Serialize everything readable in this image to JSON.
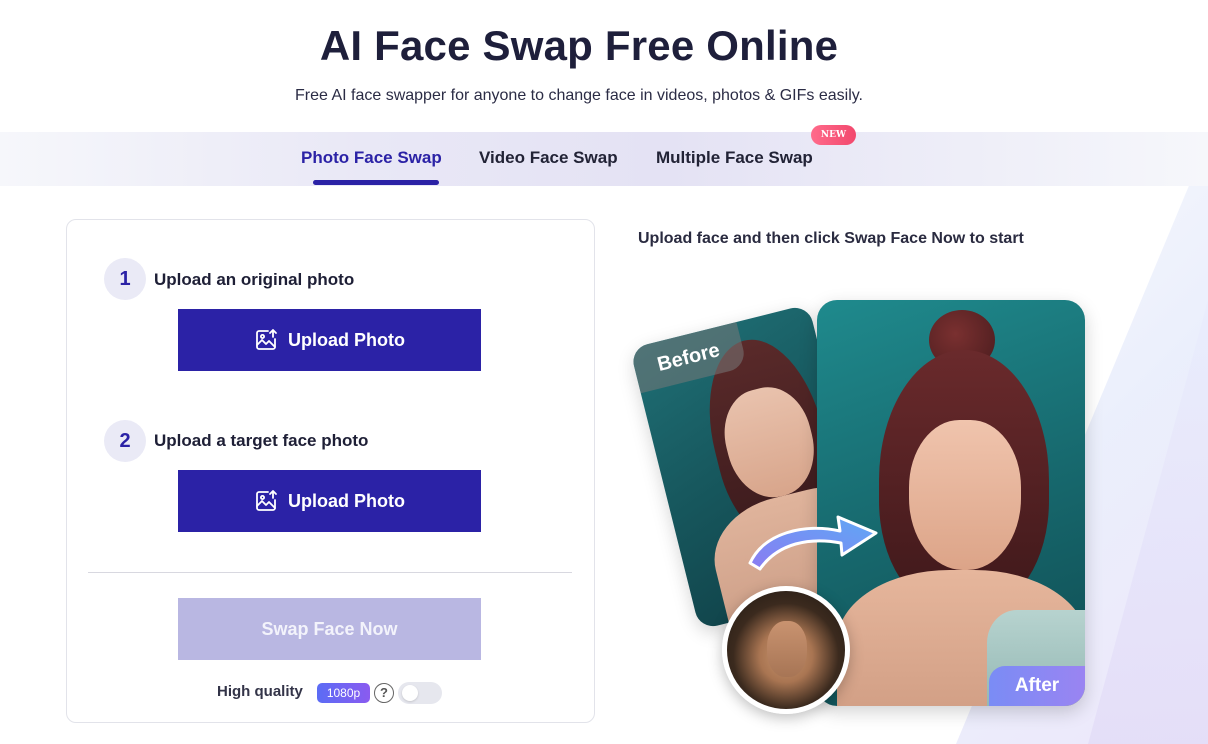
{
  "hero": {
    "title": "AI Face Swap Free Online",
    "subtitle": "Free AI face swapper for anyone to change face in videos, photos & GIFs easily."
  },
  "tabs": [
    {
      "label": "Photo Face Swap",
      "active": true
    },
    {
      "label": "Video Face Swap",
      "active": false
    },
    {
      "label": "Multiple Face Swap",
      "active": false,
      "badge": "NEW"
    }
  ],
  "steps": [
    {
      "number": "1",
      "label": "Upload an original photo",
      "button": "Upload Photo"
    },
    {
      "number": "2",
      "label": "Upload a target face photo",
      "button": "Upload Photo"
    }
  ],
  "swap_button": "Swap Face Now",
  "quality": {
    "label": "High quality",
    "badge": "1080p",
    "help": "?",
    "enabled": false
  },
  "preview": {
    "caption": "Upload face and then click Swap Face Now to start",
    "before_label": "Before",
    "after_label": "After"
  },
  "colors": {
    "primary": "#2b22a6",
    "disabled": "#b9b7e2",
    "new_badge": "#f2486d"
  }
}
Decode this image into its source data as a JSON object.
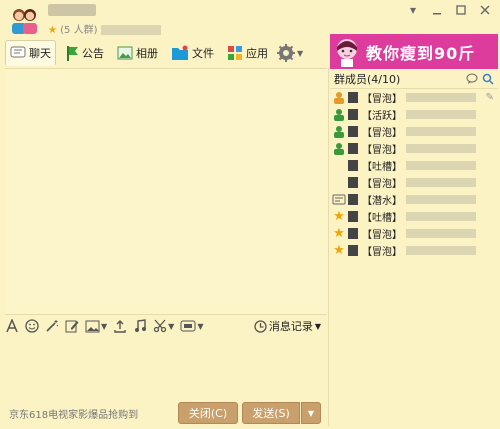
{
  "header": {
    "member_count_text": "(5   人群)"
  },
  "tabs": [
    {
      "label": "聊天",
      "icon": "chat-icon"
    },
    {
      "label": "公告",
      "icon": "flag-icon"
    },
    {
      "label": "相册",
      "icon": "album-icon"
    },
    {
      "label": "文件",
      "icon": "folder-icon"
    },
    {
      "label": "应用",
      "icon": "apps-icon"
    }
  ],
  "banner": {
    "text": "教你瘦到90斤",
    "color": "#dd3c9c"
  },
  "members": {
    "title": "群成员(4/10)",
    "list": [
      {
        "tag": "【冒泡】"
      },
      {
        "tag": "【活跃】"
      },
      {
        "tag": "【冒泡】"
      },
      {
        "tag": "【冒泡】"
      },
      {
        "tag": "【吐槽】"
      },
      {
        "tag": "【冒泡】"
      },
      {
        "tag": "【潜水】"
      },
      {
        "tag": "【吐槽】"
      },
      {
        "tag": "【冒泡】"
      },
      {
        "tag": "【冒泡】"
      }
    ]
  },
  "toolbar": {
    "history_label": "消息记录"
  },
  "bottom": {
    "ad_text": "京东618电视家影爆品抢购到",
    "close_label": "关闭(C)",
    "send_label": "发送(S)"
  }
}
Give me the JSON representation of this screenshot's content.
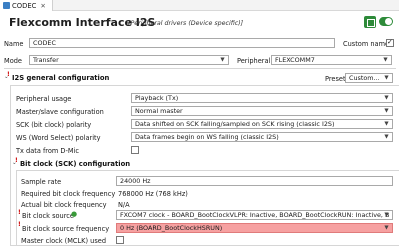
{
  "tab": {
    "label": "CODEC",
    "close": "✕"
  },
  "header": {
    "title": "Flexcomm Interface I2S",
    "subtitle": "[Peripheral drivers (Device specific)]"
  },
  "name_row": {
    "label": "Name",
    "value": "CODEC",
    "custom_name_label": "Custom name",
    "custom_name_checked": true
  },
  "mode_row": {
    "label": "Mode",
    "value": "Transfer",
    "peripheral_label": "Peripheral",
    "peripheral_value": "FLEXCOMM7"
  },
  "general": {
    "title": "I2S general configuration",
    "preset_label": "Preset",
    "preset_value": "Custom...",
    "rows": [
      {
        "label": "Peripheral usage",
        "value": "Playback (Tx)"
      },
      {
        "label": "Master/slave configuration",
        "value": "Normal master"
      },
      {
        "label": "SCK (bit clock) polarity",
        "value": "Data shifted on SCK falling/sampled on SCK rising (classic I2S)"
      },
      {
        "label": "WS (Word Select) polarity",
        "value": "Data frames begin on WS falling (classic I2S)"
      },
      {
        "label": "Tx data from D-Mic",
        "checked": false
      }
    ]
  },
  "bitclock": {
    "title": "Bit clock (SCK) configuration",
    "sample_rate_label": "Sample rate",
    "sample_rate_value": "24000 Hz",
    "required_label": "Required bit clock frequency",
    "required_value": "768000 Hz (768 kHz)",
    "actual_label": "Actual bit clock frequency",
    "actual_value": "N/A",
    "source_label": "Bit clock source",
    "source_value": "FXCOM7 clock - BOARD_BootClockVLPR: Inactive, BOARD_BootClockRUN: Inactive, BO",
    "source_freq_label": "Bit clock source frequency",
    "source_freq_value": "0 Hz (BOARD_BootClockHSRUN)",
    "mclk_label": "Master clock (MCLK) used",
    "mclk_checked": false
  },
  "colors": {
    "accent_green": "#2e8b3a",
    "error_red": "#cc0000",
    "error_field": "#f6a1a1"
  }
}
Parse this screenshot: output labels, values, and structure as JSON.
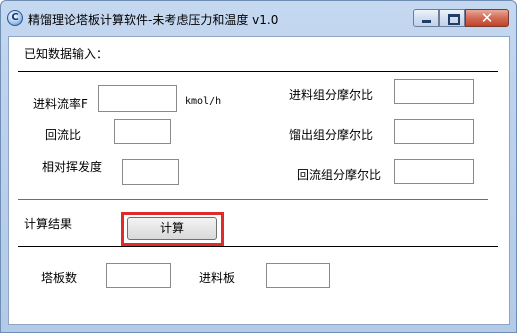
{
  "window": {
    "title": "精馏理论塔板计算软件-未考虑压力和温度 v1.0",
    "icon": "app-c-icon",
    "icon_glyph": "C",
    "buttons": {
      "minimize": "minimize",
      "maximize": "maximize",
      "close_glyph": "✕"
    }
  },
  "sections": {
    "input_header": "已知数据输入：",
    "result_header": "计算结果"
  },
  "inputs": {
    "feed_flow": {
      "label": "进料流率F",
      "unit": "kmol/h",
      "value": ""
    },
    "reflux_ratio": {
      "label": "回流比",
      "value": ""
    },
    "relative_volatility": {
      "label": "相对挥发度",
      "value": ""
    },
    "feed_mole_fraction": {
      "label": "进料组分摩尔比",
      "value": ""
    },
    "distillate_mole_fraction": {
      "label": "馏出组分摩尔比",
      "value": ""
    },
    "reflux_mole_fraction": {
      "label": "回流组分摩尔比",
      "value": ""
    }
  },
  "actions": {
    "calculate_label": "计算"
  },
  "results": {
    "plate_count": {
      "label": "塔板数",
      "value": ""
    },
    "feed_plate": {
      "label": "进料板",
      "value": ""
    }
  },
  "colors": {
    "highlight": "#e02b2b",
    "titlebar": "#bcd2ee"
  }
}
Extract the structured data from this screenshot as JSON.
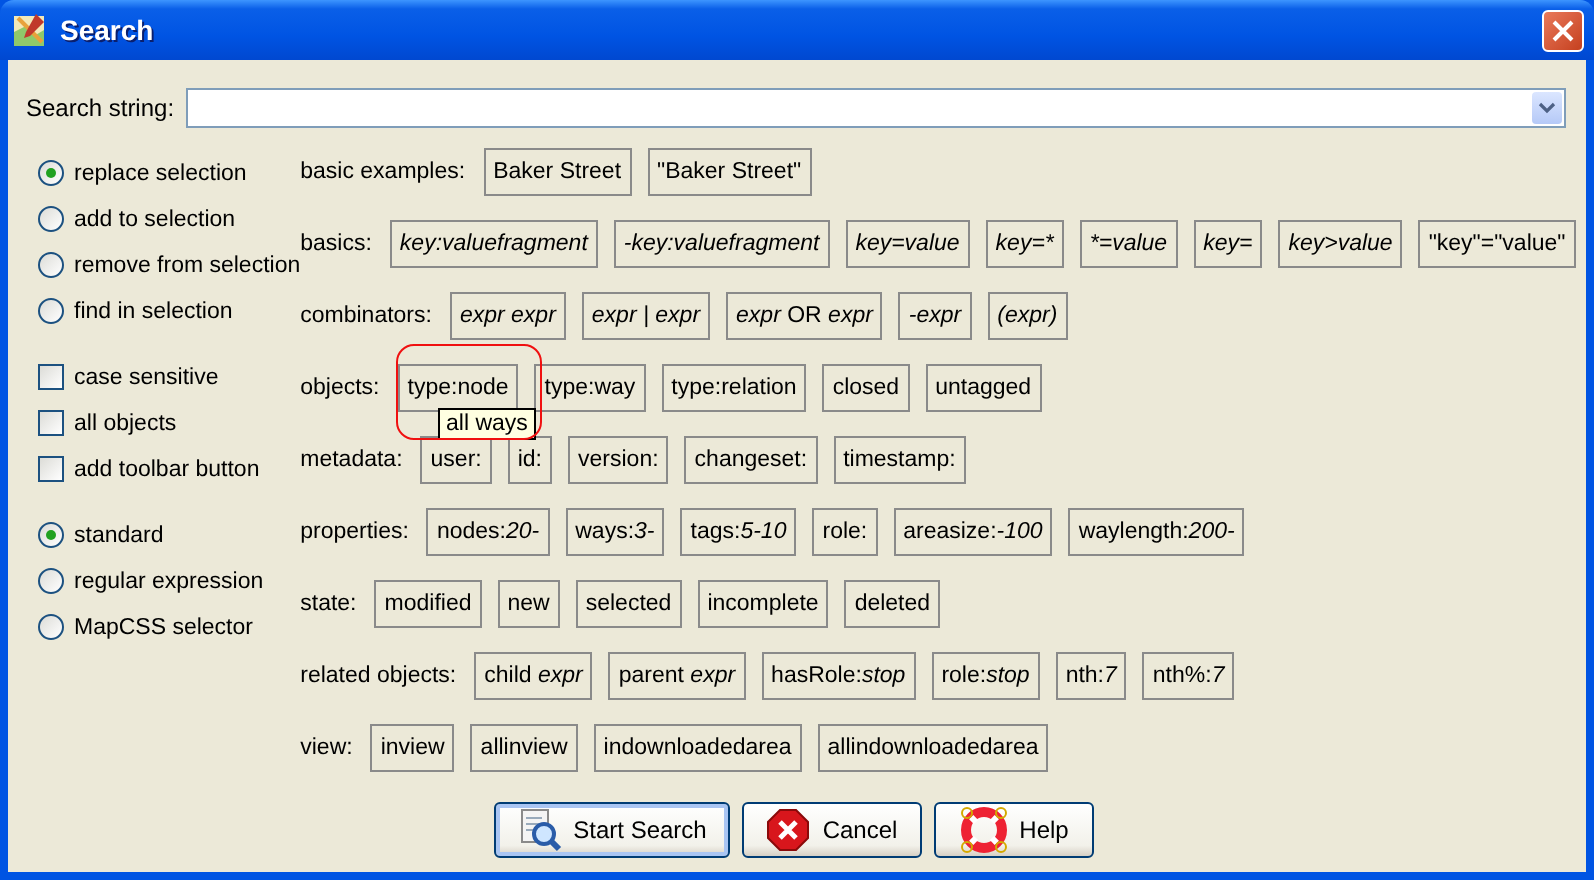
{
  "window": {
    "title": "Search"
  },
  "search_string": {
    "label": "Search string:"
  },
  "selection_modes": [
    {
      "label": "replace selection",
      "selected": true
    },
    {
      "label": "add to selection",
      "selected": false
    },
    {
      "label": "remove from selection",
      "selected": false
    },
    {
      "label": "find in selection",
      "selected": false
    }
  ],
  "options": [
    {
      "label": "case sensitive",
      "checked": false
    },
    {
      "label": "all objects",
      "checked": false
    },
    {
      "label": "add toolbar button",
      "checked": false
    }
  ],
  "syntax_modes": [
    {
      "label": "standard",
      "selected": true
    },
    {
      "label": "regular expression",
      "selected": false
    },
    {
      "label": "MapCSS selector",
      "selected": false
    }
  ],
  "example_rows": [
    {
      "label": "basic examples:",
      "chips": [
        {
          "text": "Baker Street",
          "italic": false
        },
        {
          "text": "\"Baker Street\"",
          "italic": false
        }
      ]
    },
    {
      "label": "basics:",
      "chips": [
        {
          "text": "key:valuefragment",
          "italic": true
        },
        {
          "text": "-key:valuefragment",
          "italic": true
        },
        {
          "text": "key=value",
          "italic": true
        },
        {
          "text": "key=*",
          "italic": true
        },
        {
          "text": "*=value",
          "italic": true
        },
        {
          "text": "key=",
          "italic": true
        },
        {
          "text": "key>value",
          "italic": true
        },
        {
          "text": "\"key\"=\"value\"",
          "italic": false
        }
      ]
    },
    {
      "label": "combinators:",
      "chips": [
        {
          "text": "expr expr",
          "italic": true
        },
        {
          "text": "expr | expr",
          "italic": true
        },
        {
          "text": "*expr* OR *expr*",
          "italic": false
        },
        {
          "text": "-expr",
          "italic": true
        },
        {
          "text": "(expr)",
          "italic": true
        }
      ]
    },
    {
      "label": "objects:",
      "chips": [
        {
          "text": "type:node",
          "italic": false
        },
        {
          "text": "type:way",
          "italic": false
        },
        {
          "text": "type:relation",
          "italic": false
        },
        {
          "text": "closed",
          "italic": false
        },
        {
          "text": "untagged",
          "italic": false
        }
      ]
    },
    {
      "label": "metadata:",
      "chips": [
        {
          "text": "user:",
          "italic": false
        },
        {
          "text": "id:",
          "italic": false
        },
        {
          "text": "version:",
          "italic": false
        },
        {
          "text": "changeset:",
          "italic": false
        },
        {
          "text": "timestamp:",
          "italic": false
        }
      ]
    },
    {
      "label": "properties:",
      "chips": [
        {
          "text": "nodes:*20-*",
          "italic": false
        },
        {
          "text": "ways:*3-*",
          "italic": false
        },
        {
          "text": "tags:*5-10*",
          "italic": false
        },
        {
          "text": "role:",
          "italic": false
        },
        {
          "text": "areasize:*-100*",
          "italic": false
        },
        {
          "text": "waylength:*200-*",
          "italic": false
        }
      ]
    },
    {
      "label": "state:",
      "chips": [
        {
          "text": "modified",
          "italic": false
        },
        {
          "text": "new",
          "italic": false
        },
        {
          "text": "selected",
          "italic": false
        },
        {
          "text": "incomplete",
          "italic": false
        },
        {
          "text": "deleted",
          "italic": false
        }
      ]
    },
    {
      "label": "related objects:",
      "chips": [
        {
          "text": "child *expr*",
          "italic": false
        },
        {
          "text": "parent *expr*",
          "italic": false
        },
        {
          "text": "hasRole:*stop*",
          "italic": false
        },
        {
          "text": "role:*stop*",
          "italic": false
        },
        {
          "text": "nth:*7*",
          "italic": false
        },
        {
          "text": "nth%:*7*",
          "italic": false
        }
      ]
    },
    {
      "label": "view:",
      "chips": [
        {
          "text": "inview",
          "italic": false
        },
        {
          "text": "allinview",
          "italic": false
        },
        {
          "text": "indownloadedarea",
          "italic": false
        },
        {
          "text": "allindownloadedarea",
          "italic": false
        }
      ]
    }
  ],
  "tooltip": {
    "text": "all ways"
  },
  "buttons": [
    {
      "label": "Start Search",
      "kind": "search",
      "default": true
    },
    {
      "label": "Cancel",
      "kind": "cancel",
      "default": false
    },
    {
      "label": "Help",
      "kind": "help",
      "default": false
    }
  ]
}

————

• **PROMPT**
Each line above that includes "this" should be shown.

• **CORRECT OUTPUT**
Serialize everything readable in this image to JSON.
Decode this image into its source data as a JSON object.
Give me the JSON representation of this screenshot's content.
Parse this screenshot: output labels, values, and structure as JSON.
Extract the structured data from this screenshot as JSON.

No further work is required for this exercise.